The Pentagon awarded Rolls Royce’s U.S. subsidiary a contract, valued at $500 million, as the winner of the Commercial Engine Replacement Program (CERP) to replace the powerplant of B-52 bombers with F130 engines.
Details of the deal were posted on the Pentagon’s daily contracting notice site. Rolls-Royce’s contract with the U.S. Air Force is valued at $500,870,458 for the next six years, but if all options are executed, it could exceed $2.6 billion.
Rolls-Royce North America is proud to power the @USAirForce B-52 Stratofortress for the next 30 years! #AmericanMadeJetEngines pic.twitter.com/gyZ6rNyEPN
— Rolls-Royce America (@RollsRoyceNA) September 25, 2021
Specifically, this contract includes the procurement of 608 commercial engines, plus spare engines, associated support equipment and commercial engineering data, to enable maintenance activities. The place of the performance is Indianapolis, Indiana, and work is expected to be completed by September 23, 2038.
The F130 powerplant beat General Electric’s proposed CF34-10 and Pratt and Whitney’s PW800 and will replace one by one the aging P&W TF33s that equip (at a rate of 8 per aircraft) the current fleet of 76 B-52 strategic bombers, which became prohibitively expensive to maintain.

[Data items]
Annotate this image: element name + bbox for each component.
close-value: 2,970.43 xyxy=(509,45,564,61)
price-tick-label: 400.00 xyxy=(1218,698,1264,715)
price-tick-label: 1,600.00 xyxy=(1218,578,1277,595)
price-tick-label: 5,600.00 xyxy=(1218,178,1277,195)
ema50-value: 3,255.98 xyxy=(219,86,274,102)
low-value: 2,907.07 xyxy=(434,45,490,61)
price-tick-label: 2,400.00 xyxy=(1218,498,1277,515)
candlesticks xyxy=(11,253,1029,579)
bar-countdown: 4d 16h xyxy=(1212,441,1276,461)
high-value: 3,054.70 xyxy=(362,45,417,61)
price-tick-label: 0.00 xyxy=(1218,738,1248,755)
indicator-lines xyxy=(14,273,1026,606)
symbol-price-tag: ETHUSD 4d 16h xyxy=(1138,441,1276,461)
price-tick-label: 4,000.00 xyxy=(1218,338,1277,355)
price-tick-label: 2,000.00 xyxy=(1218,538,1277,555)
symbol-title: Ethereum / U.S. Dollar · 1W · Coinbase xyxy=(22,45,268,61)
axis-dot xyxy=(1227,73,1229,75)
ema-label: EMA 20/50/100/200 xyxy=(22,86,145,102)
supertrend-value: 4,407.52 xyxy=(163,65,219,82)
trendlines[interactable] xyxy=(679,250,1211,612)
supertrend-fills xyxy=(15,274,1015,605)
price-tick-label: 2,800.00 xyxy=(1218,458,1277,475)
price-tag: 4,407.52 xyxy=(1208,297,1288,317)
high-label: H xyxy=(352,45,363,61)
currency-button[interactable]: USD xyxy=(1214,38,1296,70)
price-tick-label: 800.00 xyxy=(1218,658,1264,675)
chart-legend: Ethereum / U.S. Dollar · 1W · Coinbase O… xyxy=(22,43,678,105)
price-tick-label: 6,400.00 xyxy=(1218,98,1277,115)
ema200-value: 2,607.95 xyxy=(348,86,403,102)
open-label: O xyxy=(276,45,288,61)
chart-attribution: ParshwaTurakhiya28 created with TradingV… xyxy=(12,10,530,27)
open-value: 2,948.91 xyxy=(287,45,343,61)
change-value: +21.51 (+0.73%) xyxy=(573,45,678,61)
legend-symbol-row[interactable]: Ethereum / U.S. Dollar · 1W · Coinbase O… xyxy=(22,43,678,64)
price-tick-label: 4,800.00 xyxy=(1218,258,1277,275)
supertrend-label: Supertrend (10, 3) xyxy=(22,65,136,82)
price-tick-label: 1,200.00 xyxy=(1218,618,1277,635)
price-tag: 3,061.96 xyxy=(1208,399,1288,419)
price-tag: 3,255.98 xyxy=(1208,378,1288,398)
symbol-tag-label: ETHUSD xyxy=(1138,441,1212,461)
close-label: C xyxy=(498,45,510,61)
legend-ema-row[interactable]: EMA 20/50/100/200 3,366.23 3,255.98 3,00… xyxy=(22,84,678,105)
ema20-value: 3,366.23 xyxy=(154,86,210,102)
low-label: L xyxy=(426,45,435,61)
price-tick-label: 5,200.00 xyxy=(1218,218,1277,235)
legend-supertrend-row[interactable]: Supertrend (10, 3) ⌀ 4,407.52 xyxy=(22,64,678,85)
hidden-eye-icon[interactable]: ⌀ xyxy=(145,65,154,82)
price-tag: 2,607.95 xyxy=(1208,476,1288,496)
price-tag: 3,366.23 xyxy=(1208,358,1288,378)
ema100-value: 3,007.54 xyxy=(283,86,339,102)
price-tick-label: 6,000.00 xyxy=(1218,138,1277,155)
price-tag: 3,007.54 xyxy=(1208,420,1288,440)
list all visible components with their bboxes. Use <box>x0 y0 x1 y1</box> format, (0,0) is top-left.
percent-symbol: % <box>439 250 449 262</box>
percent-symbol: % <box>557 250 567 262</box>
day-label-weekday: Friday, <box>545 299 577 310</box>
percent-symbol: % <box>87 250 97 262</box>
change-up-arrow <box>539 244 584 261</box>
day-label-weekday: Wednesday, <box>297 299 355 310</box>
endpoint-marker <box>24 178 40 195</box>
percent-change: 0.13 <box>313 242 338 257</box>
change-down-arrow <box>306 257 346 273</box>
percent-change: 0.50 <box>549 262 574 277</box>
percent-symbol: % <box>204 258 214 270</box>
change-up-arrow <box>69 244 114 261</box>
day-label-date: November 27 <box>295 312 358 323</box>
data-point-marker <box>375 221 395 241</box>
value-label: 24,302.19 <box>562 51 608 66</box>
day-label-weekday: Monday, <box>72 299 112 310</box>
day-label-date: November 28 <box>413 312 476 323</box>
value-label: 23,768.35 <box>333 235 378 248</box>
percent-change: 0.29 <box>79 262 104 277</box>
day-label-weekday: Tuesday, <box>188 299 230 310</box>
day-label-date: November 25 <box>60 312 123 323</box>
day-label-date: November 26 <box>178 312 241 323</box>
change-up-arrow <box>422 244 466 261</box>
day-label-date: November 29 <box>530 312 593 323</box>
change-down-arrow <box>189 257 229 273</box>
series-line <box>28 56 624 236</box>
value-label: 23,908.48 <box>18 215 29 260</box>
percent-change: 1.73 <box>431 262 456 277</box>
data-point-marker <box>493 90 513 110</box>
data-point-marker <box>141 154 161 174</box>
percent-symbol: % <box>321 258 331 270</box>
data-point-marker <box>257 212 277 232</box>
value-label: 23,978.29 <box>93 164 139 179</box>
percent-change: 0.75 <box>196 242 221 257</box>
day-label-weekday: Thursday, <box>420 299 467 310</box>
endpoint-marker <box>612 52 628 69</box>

*COMPLETE THE FOLLOWING*.
1. According to the B-52 engine article, how many commercial engines does the Rolls-Royce contract cover?
2. Please extend the B-52 engine article past its final sentence.

*ACTIVITY ANSWERS*.
1. 608 commercial engines, plus spare engines.

2.
Rolls Royce F130
The company reports that the F130 engine (a militarized version of the BR725) and its commercial engine family have accumulated more than 27 million flight hours. The F130 is the perfect engine for the B-52, with proven reliability, excellent life-cycle cost and low integration risk. A variant of the Rolls-Royce engine selected to power the iconic B-52 is already in service with the USAF, powering the C-37 and E-11 BACN aircraft.
The F130 offers exceptional reliability with high mission availability and low maintenance requirements. Once installed, the F130 can remain in the wing for the entire expected service life of the B-52, without the need to remove it for major overhauls.
In addition, the F130 engine will provide much greater fuel efficiency, longer range and reduced tanker demand. More importantly, the engine is ready for integration using Rolls-Royce’s most advanced digital engineering tools.
Rolls-Royce will build and test the F130 engines at its Indianapolis, Indiana, facility following the recent completion of a $600 million investment to revitalize its manufacturing campus, providing one of the most technologically advanced manufacturing facilities worldwide. The B-52 CERP competition win creates demand for 650 engines to be produced in Indianapolis and will bring 150 new high-tech, high-skill jobs to the state of Indiana.
B-52, the century-old bomber
Following its in-depth modernization (part of which the re-engining program is crucial) the iconic Stratofortress will continue to play a key role in the USAF bomber structure for both conventional and nuclear strike missions.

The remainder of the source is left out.